• **PROBLEM STATEMENT**:
Could you reproduce every line of the records below verbatim, omitting the pictures from your answer?

• **INPUT MATERIAL**:
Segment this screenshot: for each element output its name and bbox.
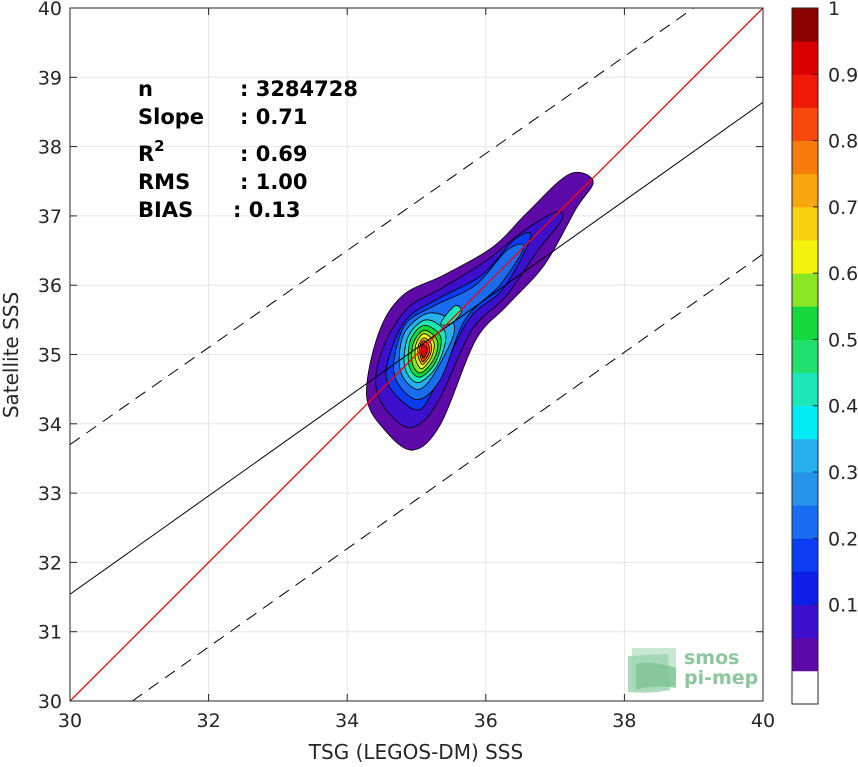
logo-text-pimep: pi-mep [684, 667, 758, 689]
colorbar-segment [792, 206, 818, 241]
logo-text-smos: smos [684, 647, 739, 669]
y-tick-label: 33 [38, 483, 62, 505]
x-tick-label: 38 [612, 710, 636, 732]
offset-dashed-line [132, 253, 763, 701]
colorbar-frame [791, 7, 819, 705]
stat-slope-label: Slope [138, 105, 204, 129]
y-tick-label: 37 [38, 206, 62, 228]
colorbar-ticks: 0.1 0.2 0.3 0.4 0.5 0.6 0.7 0.8 0.9 1 [813, 0, 858, 617]
stat-rms-value: : 1.00 [240, 170, 308, 194]
x-tick-label: 30 [58, 710, 82, 732]
colorbar-segment [792, 670, 818, 705]
y-tick-label: 40 [38, 0, 62, 20]
y-tick-label: 35 [38, 345, 62, 367]
colorbar-tick-label: 0.3 [828, 462, 858, 484]
x-axis-ticks: 30 32 34 36 38 40 [58, 8, 775, 732]
grid [70, 8, 763, 701]
smos-pi-mep-logo: smos pi-mep [628, 647, 758, 693]
colorbar [791, 7, 819, 705]
stat-n-value: : 3284728 [240, 77, 358, 101]
y-tick-label: 36 [38, 275, 62, 297]
colorbar-segment [792, 107, 818, 141]
colorbar-tick-label: 0.7 [828, 197, 858, 219]
colorbar-tick-label: 0.9 [828, 64, 858, 86]
colorbar-segment [792, 140, 818, 175]
stat-bias-value: : 0.13 [233, 198, 301, 222]
colorbar-tick-label: 0.4 [828, 396, 858, 418]
colorbar-segment [792, 339, 818, 373]
density-contour [440, 305, 462, 326]
stat-rms-label: RMS [138, 170, 190, 194]
regression-line [70, 101, 763, 595]
x-tick-label: 34 [335, 710, 359, 732]
colorbar-segment [792, 74, 818, 108]
stat-r2-value: : 0.69 [240, 142, 308, 166]
stat-r2-label: R2 [138, 137, 165, 166]
stat-slope-value: : 0.71 [240, 105, 308, 129]
colorbar-segment [792, 372, 818, 407]
colorbar-tick-label: 1 [828, 0, 840, 20]
offset-dashed-line [70, 8, 694, 445]
logo-waves-icon [628, 648, 676, 693]
y-tick-label: 39 [38, 67, 62, 89]
x-tick-label: 40 [751, 710, 775, 732]
colorbar-segment [792, 571, 818, 605]
x-axis-label: TSG (LEGOS-DM) SSS [308, 740, 523, 764]
stat-n-label: n [138, 77, 153, 101]
statistics-box: n : 3284728 Slope : 0.71 R2 : 0.69 RMS :… [138, 77, 358, 222]
y-tick-label: 32 [38, 552, 62, 574]
colorbar-segment [792, 273, 818, 307]
y-tick-label: 34 [38, 414, 62, 436]
colorbar-segment [792, 637, 818, 672]
colorbar-segment [792, 306, 818, 340]
colorbar-segment [792, 405, 818, 440]
colorbar-segment [792, 438, 818, 473]
x-tick-label: 36 [474, 710, 498, 732]
colorbar-tick-label: 0.8 [828, 131, 858, 153]
y-tick-label: 31 [38, 622, 62, 644]
colorbar-tick-label: 0.5 [828, 329, 858, 351]
colorbar-segment [792, 8, 818, 42]
y-axis-label: Satellite SSS [0, 292, 23, 418]
y-tick-label: 38 [38, 137, 62, 159]
stat-bias-label: BIAS [138, 198, 193, 222]
colorbar-segment [792, 538, 818, 572]
y-tick-label: 30 [38, 691, 62, 713]
x-tick-label: 32 [197, 710, 221, 732]
colorbar-segment [792, 240, 818, 274]
colorbar-tick-label: 0.2 [828, 528, 858, 550]
colorbar-segment [792, 41, 818, 75]
y-axis-ticks: 30 31 32 33 34 35 36 37 38 39 40 [38, 0, 763, 713]
colorbar-segment [792, 173, 818, 208]
colorbar-segment [792, 505, 818, 539]
colorbar-tick-label: 0.6 [828, 263, 858, 285]
colorbar-segment [792, 472, 818, 506]
one-to-one-line [70, 8, 763, 701]
colorbar-tick-label: 0.1 [828, 595, 858, 617]
colorbar-segment [792, 604, 818, 639]
reference-lines [70, 8, 763, 701]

• **WRITTEN REPLY**:
Segment this screenshot: for each element output its name and bbox.
logo-text-pimep: pi-mep [684, 667, 758, 689]
colorbar-segment [792, 206, 818, 241]
logo-text-smos: smos [684, 647, 739, 669]
y-tick-label: 33 [38, 483, 62, 505]
x-tick-label: 38 [612, 710, 636, 732]
offset-dashed-line [132, 253, 763, 701]
colorbar-frame [791, 7, 819, 705]
stat-slope-label: Slope [138, 105, 204, 129]
y-tick-label: 37 [38, 206, 62, 228]
colorbar-ticks: 0.1 0.2 0.3 0.4 0.5 0.6 0.7 0.8 0.9 1 [813, 0, 858, 617]
stat-rms-value: : 1.00 [240, 170, 308, 194]
x-tick-label: 30 [58, 710, 82, 732]
colorbar-segment [792, 670, 818, 705]
y-tick-label: 40 [38, 0, 62, 20]
y-tick-label: 35 [38, 345, 62, 367]
colorbar-tick-label: 0.3 [828, 462, 858, 484]
x-axis-ticks: 30 32 34 36 38 40 [58, 8, 775, 732]
grid [70, 8, 763, 701]
smos-pi-mep-logo: smos pi-mep [628, 647, 758, 693]
colorbar [791, 7, 819, 705]
stat-n-value: : 3284728 [240, 77, 358, 101]
y-tick-label: 36 [38, 275, 62, 297]
colorbar-segment [792, 107, 818, 141]
colorbar-tick-label: 0.7 [828, 197, 858, 219]
colorbar-tick-label: 0.9 [828, 64, 858, 86]
colorbar-segment [792, 140, 818, 175]
stat-bias-value: : 0.13 [233, 198, 301, 222]
colorbar-tick-label: 0.4 [828, 396, 858, 418]
colorbar-segment [792, 339, 818, 373]
density-contour [440, 305, 462, 326]
stat-rms-label: RMS [138, 170, 190, 194]
regression-line [70, 101, 763, 595]
x-tick-label: 34 [335, 710, 359, 732]
colorbar-segment [792, 74, 818, 108]
stat-r2-value: : 0.69 [240, 142, 308, 166]
stat-r2-label: R2 [138, 137, 165, 166]
stat-slope-value: : 0.71 [240, 105, 308, 129]
colorbar-segment [792, 372, 818, 407]
colorbar-tick-label: 1 [828, 0, 840, 20]
offset-dashed-line [70, 8, 694, 445]
logo-waves-icon [628, 648, 676, 693]
y-tick-label: 39 [38, 67, 62, 89]
x-tick-label: 40 [751, 710, 775, 732]
colorbar-segment [792, 571, 818, 605]
x-axis-label: TSG (LEGOS-DM) SSS [308, 740, 523, 764]
stat-n-label: n [138, 77, 153, 101]
statistics-box: n : 3284728 Slope : 0.71 R2 : 0.69 RMS :… [138, 77, 358, 222]
y-tick-label: 32 [38, 552, 62, 574]
colorbar-segment [792, 273, 818, 307]
y-tick-label: 34 [38, 414, 62, 436]
colorbar-segment [792, 637, 818, 672]
colorbar-segment [792, 306, 818, 340]
colorbar-segment [792, 405, 818, 440]
colorbar-segment [792, 438, 818, 473]
x-tick-label: 36 [474, 710, 498, 732]
colorbar-tick-label: 0.8 [828, 131, 858, 153]
y-tick-label: 31 [38, 622, 62, 644]
colorbar-tick-label: 0.5 [828, 329, 858, 351]
colorbar-segment [792, 8, 818, 42]
y-axis-label: Satellite SSS [0, 292, 23, 418]
y-tick-label: 38 [38, 137, 62, 159]
stat-bias-label: BIAS [138, 198, 193, 222]
colorbar-segment [792, 538, 818, 572]
y-tick-label: 30 [38, 691, 62, 713]
x-tick-label: 32 [197, 710, 221, 732]
colorbar-segment [792, 240, 818, 274]
colorbar-tick-label: 0.2 [828, 528, 858, 550]
colorbar-segment [792, 41, 818, 75]
y-axis-ticks: 30 31 32 33 34 35 36 37 38 39 40 [38, 0, 763, 713]
colorbar-segment [792, 173, 818, 208]
colorbar-segment [792, 505, 818, 539]
colorbar-tick-label: 0.6 [828, 263, 858, 285]
colorbar-segment [792, 472, 818, 506]
one-to-one-line [70, 8, 763, 701]
colorbar-tick-label: 0.1 [828, 595, 858, 617]
colorbar-segment [792, 604, 818, 639]
reference-lines [70, 8, 763, 701]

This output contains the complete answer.